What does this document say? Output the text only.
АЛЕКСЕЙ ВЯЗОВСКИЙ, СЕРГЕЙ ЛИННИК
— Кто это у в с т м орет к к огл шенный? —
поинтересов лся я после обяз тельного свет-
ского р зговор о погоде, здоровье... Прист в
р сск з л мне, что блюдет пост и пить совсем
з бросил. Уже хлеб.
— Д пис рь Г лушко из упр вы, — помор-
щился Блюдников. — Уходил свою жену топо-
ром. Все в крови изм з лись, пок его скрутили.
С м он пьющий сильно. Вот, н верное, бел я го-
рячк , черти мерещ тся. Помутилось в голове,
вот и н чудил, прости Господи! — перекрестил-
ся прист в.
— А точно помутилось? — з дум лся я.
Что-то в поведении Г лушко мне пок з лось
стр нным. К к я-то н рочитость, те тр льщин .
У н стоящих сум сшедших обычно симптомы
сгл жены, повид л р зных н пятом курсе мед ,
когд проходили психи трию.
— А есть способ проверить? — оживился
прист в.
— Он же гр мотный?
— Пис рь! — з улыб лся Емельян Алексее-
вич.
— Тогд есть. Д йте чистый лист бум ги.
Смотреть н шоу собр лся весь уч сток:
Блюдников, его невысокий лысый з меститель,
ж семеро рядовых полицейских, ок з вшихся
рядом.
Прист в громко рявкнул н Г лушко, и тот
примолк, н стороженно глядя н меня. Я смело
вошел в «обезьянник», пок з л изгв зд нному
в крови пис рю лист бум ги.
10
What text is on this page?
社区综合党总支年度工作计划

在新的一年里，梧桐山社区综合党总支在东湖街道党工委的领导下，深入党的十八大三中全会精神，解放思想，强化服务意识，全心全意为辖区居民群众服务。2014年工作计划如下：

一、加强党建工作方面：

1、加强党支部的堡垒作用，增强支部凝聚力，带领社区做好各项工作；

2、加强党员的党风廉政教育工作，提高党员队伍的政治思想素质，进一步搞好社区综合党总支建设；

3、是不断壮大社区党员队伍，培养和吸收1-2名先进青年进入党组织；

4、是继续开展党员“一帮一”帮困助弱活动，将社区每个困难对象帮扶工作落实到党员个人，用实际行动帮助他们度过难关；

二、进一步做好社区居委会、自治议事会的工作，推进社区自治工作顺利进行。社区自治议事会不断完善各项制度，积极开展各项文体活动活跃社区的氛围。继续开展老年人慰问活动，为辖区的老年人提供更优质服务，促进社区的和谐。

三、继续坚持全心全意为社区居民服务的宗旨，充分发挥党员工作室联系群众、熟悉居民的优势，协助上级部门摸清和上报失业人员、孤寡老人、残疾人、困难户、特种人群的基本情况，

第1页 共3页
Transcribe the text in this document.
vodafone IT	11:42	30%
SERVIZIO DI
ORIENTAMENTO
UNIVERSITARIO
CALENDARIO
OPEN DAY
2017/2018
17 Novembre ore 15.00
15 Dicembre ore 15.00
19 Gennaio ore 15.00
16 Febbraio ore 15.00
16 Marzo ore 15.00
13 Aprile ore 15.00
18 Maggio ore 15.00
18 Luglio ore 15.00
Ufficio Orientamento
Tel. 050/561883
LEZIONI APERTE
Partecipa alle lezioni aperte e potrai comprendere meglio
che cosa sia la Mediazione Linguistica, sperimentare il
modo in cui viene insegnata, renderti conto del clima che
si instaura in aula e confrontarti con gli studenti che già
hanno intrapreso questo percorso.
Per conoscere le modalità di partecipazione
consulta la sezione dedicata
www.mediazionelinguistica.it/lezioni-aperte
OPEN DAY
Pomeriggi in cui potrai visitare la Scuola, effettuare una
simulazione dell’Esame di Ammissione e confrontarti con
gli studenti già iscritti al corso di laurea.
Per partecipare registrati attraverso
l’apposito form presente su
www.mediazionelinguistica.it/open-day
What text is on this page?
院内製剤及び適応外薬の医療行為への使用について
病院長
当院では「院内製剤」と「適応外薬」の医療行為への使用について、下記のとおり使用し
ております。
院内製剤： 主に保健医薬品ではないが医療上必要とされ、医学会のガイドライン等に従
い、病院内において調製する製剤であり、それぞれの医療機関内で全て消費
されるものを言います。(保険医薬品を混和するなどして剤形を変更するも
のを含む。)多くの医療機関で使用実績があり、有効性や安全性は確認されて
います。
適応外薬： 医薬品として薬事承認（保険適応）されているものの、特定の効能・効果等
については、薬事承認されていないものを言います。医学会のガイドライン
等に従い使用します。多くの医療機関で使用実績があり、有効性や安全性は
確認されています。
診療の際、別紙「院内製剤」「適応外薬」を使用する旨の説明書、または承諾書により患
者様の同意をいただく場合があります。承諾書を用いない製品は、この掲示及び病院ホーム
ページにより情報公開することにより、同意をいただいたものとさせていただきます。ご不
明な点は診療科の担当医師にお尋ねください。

● ● ●

*Instructions for the task*: Transcribe the material above word for word.

*Written solution*:
What does this document say? Output the text only.
АЛЕКСЕЙ ВЯЗОВСКИЙ, СЕРГЕЙ ЛИННИК
— Кто это у в с т м орет к к огл шенный? —
поинтересов лся я после обяз тельного свет-
ского р зговор о погоде, здоровье... Прист в
р сск з л мне, что блюдет пост и пить совсем
з бросил. Уже хлеб.
— Д пис рь Г лушко из упр вы, — помор-
щился Блюдников. — Уходил свою жену топо-
ром. Все в крови изм з лись, пок его скрутили.
С м он пьющий сильно. Вот, н верное, бел я го-
рячк , черти мерещ тся. Помутилось в голове,
вот и н чудил, прости Господи! — перекрестил-
ся прист в.
— А точно помутилось? — з дум лся я.
Что-то в поведении Г лушко мне пок з лось
стр нным. К к я-то н рочитость, те тр льщин .
У н стоящих сум сшедших обычно симптомы
сгл жены, повид л р зных н пятом курсе мед ,
когд проходили психи трию.
— А есть способ проверить? — оживился
прист в.
— Он же гр мотный?
— Пис рь! — з улыб лся Емельян Алексее-
вич.
— Тогд есть. Д йте чистый лист бум ги.
Смотреть н шоу собр лся весь уч сток:
Блюдников, его невысокий лысый з меститель,
ж семеро рядовых полицейских, ок з вшихся
рядом.
Прист в громко рявкнул н Г лушко, и тот
примолк, н стороженно глядя н меня. Я смело
вошел в «обезьянник», пок з л изгв зд нному
в крови пис рю лист бум ги.
10
What text is on this page?
社区综合党总支年度工作计划

在新的一年里，梧桐山社区综合党总支在东湖街道党工委的领导下，深入党的十八大三中全会精神，解放思想，强化服务意识，全心全意为辖区居民群众服务。2014年工作计划如下：

一、加强党建工作方面：

1、加强党支部的堡垒作用，增强支部凝聚力，带领社区做好各项工作；

2、加强党员的党风廉政教育工作，提高党员队伍的政治思想素质，进一步搞好社区综合党总支建设；

3、是不断壮大社区党员队伍，培养和吸收1-2名先进青年进入党组织；

4、是继续开展党员“一帮一”帮困助弱活动，将社区每个困难对象帮扶工作落实到党员个人，用实际行动帮助他们度过难关；

二、进一步做好社区居委会、自治议事会的工作，推进社区自治工作顺利进行。社区自治议事会不断完善各项制度，积极开展各项文体活动活跃社区的氛围。继续开展老年人慰问活动，为辖区的老年人提供更优质服务，促进社区的和谐。

三、继续坚持全心全意为社区居民服务的宗旨，充分发挥党员工作室联系群众、熟悉居民的优势，协助上级部门摸清和上报失业人员、孤寡老人、残疾人、困难户、特种人群的基本情况，

第1页 共3页
Transcribe the text in this document.
vodafone IT	11:42	30%
SERVIZIO DI
ORIENTAMENTO
UNIVERSITARIO
CALENDARIO
OPEN DAY
2017/2018
17 Novembre ore 15.00
15 Dicembre ore 15.00
19 Gennaio ore 15.00
16 Febbraio ore 15.00
16 Marzo ore 15.00
13 Aprile ore 15.00
18 Maggio ore 15.00
18 Luglio ore 15.00
Ufficio Orientamento
Tel. 050/561883
LEZIONI APERTE
Partecipa alle lezioni aperte e potrai comprendere meglio
che cosa sia la Mediazione Linguistica, sperimentare il
modo in cui viene insegnata, renderti conto del clima che
si instaura in aula e confrontarti con gli studenti che già
hanno intrapreso questo percorso.
Per conoscere le modalità di partecipazione
consulta la sezione dedicata
www.mediazionelinguistica.it/lezioni-aperte
OPEN DAY
Pomeriggi in cui potrai visitare la Scuola, effettuare una
simulazione dell’Esame di Ammissione e confrontarti con
gli studenti già iscritti al corso di laurea.
Per partecipare registrati attraverso
l’apposito form presente su
www.mediazionelinguistica.it/open-day
What text is on this page?
院内製剤及び適応外薬の医療行為への使用について
病院長
当院では「院内製剤」と「適応外薬」の医療行為への使用について、下記のとおり使用し
ております。
院内製剤： 主に保健医薬品ではないが医療上必要とされ、医学会のガイドライン等に従
い、病院内において調製する製剤であり、それぞれの医療機関内で全て消費
されるものを言います。(保険医薬品を混和するなどして剤形を変更するも
のを含む。)多くの医療機関で使用実績があり、有効性や安全性は確認されて
います。
適応外薬： 医薬品として薬事承認（保険適応）されているものの、特定の効能・効果等
については、薬事承認されていないものを言います。医学会のガイドライン
等に従い使用します。多くの医療機関で使用実績があり、有効性や安全性は
確認されています。
診療の際、別紙「院内製剤」「適応外薬」を使用する旨の説明書、または承諾書により患
者様の同意をいただく場合があります。承諾書を用いない製品は、この掲示及び病院ホーム
ページにより情報公開することにより、同意をいただいたものとさせていただきます。ご不
明な点は診療科の担当医師にお尋ねください。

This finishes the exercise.